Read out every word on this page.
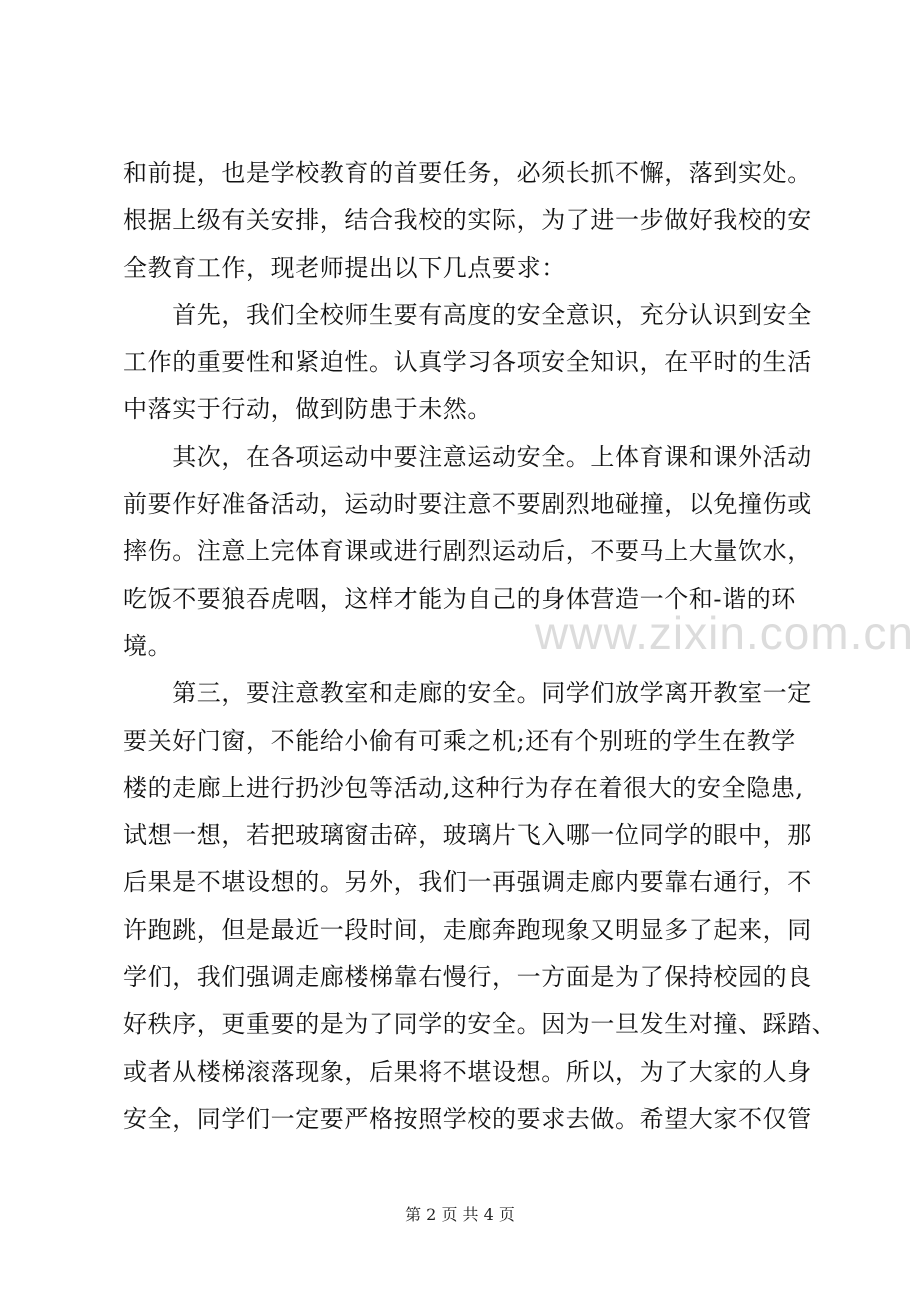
和前提，也是学校教育的首要任务，必须长抓不懈，落到实处。
根据上级有关安排，结合我校的实际，为了进一步做好我校的安
全教育工作，现老师提出以下几点要求：
　　首先，我们全校师生要有高度的安全意识，充分认识到安全
工作的重要性和紧迫性。认真学习各项安全知识，在平时的生活
中落实于行动，做到防患于未然。
　　其次，在各项运动中要注意运动安全。上体育课和课外活动
前要作好准备活动，运动时要注意不要剧烈地碰撞，以免撞伤或
摔伤。注意上完体育课或进行剧烈运动后，不要马上大量饮水，
吃饭不要狼吞虎咽，这样才能为自己的身体营造一个和-谐的环
境。
　　第三，要注意教室和走廊的安全。同学们放学离开教室一定
要关好门窗，不能给小偷有可乘之机;还有个别班的学生在教学
楼的走廊上进行扔沙包等活动,这种行为存在着很大的安全隐患,
试想一想，若把玻璃窗击碎，玻璃片飞入哪一位同学的眼中，那
后果是不堪设想的。另外，我们一再强调走廊内要靠右通行，不
许跑跳，但是最近一段时间，走廊奔跑现象又明显多了起来，同
学们，我们强调走廊楼梯靠右慢行，一方面是为了保持校园的良
好秩序，更重要的是为了同学的安全。因为一旦发生对撞、踩踏、
或者从楼梯滚落现象，后果将不堪设想。所以，为了大家的人身
安全，同学们一定要严格按照学校的要求去做。希望大家不仅管
www.zixin.com.cn
第 2 页 共 4 页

• • • • • • •

DESCRIPTION OF THE TASK. Copy every record above exactly as written, but leave out the pictures.

EXPECTED OUTPUT.
Read out every word on this page.
和前提，也是学校教育的首要任务，必须长抓不懈，落到实处。
根据上级有关安排，结合我校的实际，为了进一步做好我校的安
全教育工作，现老师提出以下几点要求：
　　首先，我们全校师生要有高度的安全意识，充分认识到安全
工作的重要性和紧迫性。认真学习各项安全知识，在平时的生活
中落实于行动，做到防患于未然。
　　其次，在各项运动中要注意运动安全。上体育课和课外活动
前要作好准备活动，运动时要注意不要剧烈地碰撞，以免撞伤或
摔伤。注意上完体育课或进行剧烈运动后，不要马上大量饮水，
吃饭不要狼吞虎咽，这样才能为自己的身体营造一个和-谐的环
境。
　　第三，要注意教室和走廊的安全。同学们放学离开教室一定
要关好门窗，不能给小偷有可乘之机;还有个别班的学生在教学
楼的走廊上进行扔沙包等活动,这种行为存在着很大的安全隐患,
试想一想，若把玻璃窗击碎，玻璃片飞入哪一位同学的眼中，那
后果是不堪设想的。另外，我们一再强调走廊内要靠右通行，不
许跑跳，但是最近一段时间，走廊奔跑现象又明显多了起来，同
学们，我们强调走廊楼梯靠右慢行，一方面是为了保持校园的良
好秩序，更重要的是为了同学的安全。因为一旦发生对撞、踩踏、
或者从楼梯滚落现象，后果将不堪设想。所以，为了大家的人身
安全，同学们一定要严格按照学校的要求去做。希望大家不仅管
www.zixin.com.cn
第 2 页 共 4 页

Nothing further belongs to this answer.